Problem description - Report the number of lines that hold the string "show". Leave out any other text.

Extracted entries -
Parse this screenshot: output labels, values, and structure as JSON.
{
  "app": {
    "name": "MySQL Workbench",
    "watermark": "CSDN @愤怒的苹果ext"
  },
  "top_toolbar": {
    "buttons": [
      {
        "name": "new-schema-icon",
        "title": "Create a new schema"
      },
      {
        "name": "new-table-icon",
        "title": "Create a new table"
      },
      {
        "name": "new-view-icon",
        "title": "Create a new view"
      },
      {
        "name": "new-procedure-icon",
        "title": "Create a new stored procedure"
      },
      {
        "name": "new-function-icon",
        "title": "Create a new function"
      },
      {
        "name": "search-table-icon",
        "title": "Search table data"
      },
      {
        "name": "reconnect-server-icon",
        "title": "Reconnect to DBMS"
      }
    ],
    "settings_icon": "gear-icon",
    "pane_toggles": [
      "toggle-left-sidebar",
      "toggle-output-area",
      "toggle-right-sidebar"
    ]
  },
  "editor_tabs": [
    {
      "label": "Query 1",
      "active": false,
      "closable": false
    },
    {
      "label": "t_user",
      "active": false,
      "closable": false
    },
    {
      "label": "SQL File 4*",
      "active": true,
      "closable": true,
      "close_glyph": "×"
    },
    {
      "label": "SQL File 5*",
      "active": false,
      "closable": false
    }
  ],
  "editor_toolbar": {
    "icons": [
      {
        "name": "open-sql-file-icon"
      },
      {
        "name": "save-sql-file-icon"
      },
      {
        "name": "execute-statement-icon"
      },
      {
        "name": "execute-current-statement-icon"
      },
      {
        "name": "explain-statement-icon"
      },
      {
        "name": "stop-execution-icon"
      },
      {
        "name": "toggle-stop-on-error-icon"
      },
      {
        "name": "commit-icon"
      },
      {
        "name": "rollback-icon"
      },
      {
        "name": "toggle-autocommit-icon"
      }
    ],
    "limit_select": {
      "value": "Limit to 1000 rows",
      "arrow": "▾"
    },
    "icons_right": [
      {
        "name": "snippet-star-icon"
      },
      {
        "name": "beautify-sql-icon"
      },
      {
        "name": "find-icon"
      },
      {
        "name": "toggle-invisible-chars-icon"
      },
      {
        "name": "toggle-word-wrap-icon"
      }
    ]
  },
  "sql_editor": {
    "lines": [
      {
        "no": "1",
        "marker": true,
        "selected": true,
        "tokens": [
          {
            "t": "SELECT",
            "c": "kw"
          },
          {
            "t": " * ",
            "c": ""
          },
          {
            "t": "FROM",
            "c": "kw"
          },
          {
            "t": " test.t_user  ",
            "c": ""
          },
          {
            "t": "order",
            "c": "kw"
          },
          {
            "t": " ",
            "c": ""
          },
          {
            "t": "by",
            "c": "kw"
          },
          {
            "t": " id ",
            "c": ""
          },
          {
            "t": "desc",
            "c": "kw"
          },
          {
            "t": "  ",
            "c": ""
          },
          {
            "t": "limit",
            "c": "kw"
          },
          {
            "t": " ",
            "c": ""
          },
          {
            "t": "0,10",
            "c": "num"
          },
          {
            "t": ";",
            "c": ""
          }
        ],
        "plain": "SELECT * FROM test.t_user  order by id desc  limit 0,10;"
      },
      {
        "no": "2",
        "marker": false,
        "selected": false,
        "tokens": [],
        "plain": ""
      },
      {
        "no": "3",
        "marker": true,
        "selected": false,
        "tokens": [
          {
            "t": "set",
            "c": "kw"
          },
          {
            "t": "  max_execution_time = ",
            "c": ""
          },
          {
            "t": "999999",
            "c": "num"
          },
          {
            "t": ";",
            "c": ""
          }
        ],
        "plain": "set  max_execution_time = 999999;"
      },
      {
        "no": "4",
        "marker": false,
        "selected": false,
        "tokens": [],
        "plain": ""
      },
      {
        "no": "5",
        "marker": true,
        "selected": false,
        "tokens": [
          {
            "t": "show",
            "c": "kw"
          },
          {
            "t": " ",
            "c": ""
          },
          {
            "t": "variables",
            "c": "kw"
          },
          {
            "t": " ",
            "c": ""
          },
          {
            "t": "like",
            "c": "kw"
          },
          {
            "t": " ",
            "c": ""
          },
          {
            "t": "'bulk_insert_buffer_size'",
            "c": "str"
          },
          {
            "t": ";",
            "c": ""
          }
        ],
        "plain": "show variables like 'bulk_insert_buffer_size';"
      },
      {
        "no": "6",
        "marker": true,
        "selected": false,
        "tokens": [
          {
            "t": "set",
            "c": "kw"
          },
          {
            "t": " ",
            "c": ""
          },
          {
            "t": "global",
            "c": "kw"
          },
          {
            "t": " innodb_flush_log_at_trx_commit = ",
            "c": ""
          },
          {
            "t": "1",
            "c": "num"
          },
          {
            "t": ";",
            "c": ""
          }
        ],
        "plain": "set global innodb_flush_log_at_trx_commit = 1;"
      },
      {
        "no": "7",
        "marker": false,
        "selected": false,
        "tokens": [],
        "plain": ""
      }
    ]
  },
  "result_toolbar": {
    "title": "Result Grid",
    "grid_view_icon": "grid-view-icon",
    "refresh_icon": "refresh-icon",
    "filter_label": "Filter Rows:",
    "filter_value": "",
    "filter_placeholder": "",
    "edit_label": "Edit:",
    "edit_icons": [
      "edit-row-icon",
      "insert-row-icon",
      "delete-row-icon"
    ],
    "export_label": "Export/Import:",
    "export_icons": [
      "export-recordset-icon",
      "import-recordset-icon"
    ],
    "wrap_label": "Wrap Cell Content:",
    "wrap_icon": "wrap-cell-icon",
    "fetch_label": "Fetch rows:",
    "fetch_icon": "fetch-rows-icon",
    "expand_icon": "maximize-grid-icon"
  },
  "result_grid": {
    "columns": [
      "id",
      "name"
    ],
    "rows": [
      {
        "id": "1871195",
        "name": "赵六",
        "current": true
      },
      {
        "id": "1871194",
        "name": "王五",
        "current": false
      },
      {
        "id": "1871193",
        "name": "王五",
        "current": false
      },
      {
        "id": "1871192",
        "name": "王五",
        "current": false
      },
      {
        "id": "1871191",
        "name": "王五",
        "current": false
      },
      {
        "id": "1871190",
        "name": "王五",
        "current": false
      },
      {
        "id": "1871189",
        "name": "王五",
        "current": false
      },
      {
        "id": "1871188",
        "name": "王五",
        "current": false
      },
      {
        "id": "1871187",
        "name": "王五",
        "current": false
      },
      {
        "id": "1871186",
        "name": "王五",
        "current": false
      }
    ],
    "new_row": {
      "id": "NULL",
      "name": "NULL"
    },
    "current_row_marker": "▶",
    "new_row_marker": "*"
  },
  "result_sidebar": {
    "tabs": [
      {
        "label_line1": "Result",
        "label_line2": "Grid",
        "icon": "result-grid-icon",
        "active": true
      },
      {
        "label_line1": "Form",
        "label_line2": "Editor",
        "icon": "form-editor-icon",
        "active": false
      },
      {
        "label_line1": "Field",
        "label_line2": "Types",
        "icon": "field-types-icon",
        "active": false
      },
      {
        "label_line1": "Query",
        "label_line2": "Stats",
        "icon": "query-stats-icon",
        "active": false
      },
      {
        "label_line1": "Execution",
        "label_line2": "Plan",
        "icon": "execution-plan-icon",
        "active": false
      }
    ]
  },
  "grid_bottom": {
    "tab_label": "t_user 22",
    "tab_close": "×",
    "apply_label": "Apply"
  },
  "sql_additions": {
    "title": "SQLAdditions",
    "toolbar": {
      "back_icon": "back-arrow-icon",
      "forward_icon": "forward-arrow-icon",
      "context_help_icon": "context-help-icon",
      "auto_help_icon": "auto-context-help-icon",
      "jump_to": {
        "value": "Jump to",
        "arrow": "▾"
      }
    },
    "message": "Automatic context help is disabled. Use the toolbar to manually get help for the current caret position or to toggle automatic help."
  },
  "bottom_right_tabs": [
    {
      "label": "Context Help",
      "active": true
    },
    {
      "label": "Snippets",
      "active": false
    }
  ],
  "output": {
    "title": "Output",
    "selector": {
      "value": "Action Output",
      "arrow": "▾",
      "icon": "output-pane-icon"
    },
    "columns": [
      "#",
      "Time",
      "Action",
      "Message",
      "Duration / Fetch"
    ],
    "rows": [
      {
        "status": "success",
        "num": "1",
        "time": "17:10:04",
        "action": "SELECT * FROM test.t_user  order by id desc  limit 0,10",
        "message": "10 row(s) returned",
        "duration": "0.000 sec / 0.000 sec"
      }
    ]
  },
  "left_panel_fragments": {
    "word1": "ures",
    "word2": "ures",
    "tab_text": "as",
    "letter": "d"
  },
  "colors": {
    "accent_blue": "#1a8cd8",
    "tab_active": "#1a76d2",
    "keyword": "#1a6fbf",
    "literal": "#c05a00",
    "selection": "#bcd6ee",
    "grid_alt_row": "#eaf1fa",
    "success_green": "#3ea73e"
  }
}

Written solution - 2